**INSTRUCTIONS FOR THE TASK**: From the listing below, pull each line that includes "گرفتم".

(Extracted data entries)
────────────────

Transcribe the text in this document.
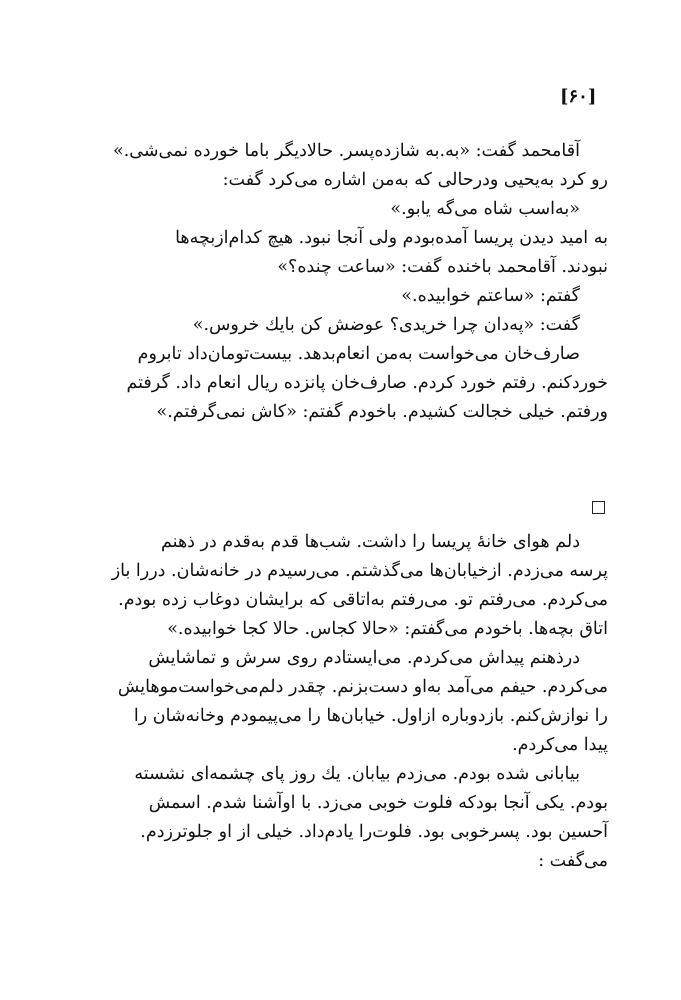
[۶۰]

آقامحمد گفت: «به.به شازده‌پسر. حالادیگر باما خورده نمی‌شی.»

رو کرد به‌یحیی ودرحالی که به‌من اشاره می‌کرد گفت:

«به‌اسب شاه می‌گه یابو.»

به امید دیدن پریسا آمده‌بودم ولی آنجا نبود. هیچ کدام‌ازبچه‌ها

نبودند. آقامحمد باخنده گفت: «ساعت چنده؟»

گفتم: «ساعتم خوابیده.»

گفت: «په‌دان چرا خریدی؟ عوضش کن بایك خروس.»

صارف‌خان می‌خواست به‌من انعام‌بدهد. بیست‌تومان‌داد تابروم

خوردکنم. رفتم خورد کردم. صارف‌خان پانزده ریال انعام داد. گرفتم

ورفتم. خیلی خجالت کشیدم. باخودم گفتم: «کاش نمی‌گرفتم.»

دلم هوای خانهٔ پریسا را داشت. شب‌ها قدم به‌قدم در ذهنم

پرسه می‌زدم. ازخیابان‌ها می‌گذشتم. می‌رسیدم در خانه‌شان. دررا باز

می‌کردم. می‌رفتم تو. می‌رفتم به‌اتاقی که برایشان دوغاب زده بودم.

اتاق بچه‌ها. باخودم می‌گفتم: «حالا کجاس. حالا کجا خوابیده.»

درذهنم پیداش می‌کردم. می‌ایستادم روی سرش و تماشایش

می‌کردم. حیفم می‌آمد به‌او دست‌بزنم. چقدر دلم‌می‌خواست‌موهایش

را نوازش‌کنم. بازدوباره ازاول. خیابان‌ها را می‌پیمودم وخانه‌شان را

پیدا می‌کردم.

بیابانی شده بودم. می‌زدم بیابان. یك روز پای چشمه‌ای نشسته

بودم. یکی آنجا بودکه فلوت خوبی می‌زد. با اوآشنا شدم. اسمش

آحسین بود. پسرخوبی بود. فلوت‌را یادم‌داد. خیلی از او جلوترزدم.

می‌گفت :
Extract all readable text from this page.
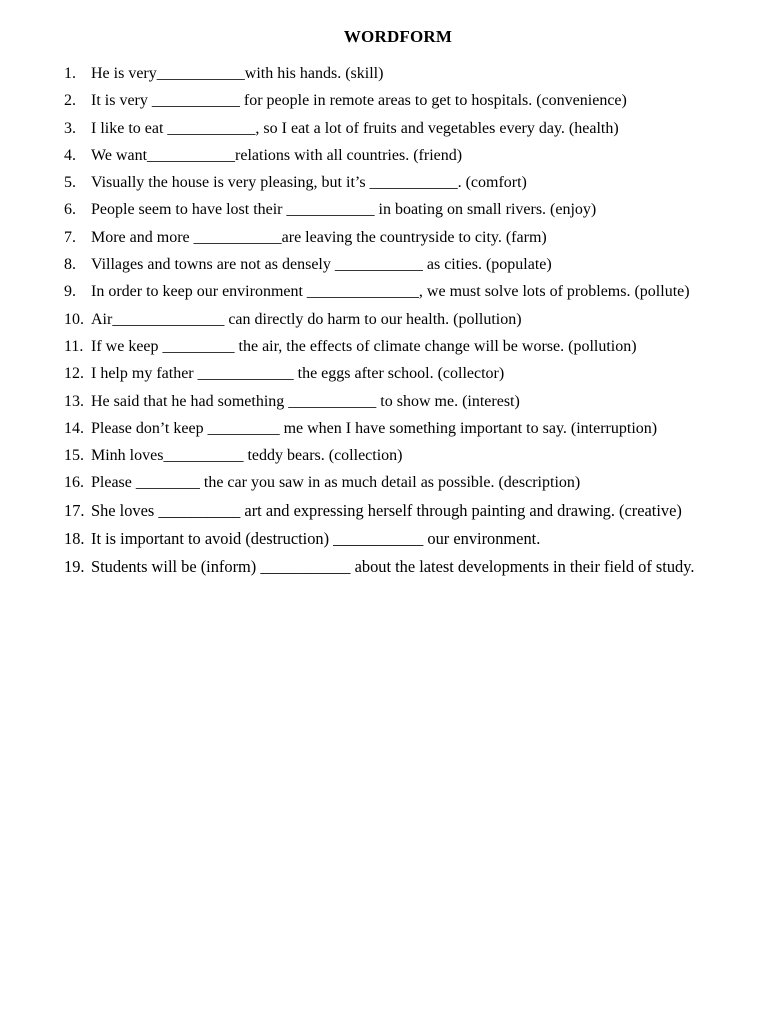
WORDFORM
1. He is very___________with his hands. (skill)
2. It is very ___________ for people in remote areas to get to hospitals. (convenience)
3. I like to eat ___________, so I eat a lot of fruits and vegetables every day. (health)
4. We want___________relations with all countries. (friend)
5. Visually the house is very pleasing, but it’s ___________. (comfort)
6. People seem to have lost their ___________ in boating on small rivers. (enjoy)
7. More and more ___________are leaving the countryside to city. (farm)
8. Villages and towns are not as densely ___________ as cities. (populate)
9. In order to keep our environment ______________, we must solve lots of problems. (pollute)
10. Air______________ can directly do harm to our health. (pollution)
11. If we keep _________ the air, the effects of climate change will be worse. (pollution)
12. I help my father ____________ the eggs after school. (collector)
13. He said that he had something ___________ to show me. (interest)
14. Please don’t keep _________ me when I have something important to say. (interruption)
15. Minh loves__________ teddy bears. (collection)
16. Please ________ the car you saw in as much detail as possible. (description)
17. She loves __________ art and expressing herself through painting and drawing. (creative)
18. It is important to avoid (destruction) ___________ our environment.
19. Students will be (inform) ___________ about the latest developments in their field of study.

────────────────

**WRITTEN SOLUTION**:
خوردکنم. رفتم خورد کردم. صارف‌خان پانزده ریال انعام داد. گرفتم
ورفتم. خیلی خجالت کشیدم. باخودم گفتم: «کاش نمی‌گرفتم.»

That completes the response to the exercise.